Aim of the exercise
All of the material below is to be repeated exactly.

Structured figure records:

┌──

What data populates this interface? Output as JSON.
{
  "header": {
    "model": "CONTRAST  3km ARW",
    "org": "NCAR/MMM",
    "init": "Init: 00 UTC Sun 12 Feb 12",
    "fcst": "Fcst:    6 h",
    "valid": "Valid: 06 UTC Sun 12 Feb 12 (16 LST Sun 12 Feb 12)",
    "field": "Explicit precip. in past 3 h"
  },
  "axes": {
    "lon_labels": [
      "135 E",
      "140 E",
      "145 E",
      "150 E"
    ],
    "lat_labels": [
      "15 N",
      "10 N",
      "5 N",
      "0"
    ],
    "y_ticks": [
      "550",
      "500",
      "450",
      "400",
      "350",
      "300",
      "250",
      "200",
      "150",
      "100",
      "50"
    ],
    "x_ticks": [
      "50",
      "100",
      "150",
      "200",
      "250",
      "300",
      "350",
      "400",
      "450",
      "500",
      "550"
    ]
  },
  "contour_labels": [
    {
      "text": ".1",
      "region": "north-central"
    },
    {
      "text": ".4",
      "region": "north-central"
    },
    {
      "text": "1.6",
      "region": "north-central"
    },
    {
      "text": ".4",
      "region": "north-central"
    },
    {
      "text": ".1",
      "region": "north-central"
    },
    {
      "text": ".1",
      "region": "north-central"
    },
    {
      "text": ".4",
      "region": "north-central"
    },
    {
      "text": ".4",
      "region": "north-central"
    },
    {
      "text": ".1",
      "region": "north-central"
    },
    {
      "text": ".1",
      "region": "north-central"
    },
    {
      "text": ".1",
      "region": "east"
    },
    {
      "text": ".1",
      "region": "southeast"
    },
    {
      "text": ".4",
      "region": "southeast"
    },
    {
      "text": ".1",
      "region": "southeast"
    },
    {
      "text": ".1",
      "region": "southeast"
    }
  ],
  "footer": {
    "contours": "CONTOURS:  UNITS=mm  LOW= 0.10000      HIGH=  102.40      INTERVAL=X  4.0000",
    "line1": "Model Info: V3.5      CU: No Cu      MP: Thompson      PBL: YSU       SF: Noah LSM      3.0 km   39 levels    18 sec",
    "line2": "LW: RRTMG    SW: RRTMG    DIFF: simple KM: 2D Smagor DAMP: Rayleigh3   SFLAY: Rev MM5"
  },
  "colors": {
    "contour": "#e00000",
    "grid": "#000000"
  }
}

└──

The result
What data populates this interface? Output as JSON.
{
  "header": {
    "model": "CONTRAST  3km ARW",
    "org": "NCAR/MMM",
    "init": "Init: 00 UTC Sun 12 Feb 12",
    "fcst": "Fcst:    6 h",
    "valid": "Valid: 06 UTC Sun 12 Feb 12 (16 LST Sun 12 Feb 12)",
    "field": "Explicit precip. in past 3 h"
  },
  "axes": {
    "lon_labels": [
      "135 E",
      "140 E",
      "145 E",
      "150 E"
    ],
    "lat_labels": [
      "15 N",
      "10 N",
      "5 N",
      "0"
    ],
    "y_ticks": [
      "550",
      "500",
      "450",
      "400",
      "350",
      "300",
      "250",
      "200",
      "150",
      "100",
      "50"
    ],
    "x_ticks": [
      "50",
      "100",
      "150",
      "200",
      "250",
      "300",
      "350",
      "400",
      "450",
      "500",
      "550"
    ]
  },
  "contour_labels": [
    {
      "text": ".1",
      "region": "north-central"
    },
    {
      "text": ".4",
      "region": "north-central"
    },
    {
      "text": "1.6",
      "region": "north-central"
    },
    {
      "text": ".4",
      "region": "north-central"
    },
    {
      "text": ".1",
      "region": "north-central"
    },
    {
      "text": ".1",
      "region": "north-central"
    },
    {
      "text": ".4",
      "region": "north-central"
    },
    {
      "text": ".4",
      "region": "north-central"
    },
    {
      "text": ".1",
      "region": "north-central"
    },
    {
      "text": ".1",
      "region": "north-central"
    },
    {
      "text": ".1",
      "region": "east"
    },
    {
      "text": ".1",
      "region": "southeast"
    },
    {
      "text": ".4",
      "region": "southeast"
    },
    {
      "text": ".1",
      "region": "southeast"
    },
    {
      "text": ".1",
      "region": "southeast"
    }
  ],
  "footer": {
    "contours": "CONTOURS:  UNITS=mm  LOW= 0.10000      HIGH=  102.40      INTERVAL=X  4.0000",
    "line1": "Model Info: V3.5      CU: No Cu      MP: Thompson      PBL: YSU       SF: Noah LSM      3.0 km   39 levels    18 sec",
    "line2": "LW: RRTMG    SW: RRTMG    DIFF: simple KM: 2D Smagor DAMP: Rayleigh3   SFLAY: Rev MM5"
  },
  "colors": {
    "contour": "#e00000",
    "grid": "#000000"
  }
}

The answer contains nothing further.